(Items listed in a dataset)
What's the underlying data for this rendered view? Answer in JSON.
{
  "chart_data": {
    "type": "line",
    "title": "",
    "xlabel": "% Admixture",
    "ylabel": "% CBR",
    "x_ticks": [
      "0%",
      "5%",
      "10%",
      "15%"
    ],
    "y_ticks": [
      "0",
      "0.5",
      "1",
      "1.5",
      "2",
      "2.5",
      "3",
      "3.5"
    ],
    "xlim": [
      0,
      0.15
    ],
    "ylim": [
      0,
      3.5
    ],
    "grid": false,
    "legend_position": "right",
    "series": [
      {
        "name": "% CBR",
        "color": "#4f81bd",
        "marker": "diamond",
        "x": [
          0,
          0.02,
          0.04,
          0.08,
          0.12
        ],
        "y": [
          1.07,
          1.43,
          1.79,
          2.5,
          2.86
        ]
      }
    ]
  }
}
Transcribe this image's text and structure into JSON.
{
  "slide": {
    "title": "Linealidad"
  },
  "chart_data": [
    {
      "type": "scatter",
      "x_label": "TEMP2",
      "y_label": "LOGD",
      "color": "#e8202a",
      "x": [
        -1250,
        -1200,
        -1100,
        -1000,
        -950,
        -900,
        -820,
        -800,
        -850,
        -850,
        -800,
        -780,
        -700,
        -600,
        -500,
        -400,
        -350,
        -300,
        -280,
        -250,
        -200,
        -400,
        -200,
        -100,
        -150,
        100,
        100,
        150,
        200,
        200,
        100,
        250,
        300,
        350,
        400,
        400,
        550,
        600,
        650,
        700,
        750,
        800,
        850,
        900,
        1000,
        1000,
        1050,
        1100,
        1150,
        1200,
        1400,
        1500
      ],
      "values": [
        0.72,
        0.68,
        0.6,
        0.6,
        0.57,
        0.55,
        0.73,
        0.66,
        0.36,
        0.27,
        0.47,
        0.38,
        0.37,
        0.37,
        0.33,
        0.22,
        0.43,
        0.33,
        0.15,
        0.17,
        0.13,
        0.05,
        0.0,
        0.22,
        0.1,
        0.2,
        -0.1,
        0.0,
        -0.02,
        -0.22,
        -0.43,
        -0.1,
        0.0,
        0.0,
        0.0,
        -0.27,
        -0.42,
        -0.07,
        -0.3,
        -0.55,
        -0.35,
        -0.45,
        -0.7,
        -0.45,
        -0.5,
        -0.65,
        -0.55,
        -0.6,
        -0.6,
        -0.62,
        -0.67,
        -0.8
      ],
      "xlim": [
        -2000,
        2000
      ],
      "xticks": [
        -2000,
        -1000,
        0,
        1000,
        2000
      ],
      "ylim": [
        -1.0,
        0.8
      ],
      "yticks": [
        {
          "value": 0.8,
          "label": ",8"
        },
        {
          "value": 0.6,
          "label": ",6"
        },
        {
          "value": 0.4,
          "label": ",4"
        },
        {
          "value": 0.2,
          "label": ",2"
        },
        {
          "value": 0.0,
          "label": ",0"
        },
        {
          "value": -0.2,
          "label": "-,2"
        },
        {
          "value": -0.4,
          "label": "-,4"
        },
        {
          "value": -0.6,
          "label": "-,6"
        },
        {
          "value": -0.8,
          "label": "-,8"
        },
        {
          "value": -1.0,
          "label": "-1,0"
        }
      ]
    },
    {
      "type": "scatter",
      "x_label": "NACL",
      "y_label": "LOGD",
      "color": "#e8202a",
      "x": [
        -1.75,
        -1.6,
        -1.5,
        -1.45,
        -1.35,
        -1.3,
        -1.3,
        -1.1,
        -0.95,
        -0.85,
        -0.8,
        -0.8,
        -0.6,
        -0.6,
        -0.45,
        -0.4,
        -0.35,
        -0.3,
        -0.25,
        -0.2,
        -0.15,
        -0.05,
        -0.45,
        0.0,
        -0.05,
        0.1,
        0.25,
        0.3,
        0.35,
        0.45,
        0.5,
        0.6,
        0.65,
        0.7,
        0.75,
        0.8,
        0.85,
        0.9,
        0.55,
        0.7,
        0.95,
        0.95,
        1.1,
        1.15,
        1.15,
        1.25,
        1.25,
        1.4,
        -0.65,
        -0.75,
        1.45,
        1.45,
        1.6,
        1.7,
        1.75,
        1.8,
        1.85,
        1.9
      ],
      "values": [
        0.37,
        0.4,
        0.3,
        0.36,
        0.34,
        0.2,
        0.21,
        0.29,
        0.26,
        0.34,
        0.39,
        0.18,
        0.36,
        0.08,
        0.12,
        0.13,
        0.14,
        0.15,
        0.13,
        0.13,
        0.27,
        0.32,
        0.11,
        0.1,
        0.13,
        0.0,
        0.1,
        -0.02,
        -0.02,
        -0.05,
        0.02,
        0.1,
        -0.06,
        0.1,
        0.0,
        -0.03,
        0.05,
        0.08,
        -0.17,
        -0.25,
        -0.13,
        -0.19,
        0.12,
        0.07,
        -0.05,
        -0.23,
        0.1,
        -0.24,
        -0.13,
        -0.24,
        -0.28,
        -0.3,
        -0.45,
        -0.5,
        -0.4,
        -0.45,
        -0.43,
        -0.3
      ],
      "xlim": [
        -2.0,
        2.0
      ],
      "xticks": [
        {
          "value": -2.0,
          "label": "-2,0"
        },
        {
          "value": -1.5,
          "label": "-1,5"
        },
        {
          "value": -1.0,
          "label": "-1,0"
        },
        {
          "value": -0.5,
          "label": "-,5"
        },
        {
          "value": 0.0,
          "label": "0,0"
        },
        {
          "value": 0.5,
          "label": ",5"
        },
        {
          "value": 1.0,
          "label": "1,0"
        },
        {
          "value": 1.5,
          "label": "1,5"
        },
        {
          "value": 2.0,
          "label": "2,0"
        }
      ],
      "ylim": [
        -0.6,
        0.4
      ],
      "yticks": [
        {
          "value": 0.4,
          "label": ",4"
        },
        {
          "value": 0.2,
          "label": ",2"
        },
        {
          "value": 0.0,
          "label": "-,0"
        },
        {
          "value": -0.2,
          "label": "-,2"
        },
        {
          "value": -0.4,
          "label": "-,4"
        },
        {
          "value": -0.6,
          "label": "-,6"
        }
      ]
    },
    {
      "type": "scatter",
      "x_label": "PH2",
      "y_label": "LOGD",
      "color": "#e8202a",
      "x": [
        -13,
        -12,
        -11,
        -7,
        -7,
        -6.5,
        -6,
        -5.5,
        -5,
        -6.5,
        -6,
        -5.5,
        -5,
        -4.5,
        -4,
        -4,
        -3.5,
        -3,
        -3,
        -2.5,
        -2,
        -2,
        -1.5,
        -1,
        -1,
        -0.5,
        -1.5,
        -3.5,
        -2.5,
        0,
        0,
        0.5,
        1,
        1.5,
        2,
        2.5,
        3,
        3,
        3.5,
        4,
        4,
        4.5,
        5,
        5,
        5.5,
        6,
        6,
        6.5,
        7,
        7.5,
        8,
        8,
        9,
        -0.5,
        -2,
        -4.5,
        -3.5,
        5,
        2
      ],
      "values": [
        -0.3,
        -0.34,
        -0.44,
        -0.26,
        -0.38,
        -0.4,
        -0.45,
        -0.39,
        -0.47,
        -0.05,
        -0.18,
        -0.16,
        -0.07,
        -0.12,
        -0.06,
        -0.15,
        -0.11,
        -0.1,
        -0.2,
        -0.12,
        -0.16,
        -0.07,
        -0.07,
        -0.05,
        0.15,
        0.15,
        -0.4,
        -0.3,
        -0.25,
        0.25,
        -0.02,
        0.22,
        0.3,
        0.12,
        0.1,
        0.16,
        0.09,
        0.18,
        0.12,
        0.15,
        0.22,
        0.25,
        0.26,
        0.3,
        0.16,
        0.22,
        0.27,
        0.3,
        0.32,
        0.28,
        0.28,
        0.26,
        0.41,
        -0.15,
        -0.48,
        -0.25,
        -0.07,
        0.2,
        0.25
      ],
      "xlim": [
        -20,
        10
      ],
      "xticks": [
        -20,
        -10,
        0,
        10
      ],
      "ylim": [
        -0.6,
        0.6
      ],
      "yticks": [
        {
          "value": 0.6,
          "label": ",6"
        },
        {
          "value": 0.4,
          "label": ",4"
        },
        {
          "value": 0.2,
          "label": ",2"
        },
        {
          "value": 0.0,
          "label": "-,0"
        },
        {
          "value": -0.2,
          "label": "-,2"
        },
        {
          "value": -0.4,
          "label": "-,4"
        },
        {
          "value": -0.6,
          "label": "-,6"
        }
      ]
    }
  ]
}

▶ [Short exercise] Give the count of lines containing "this", with no added text.

▶ [Final result] 2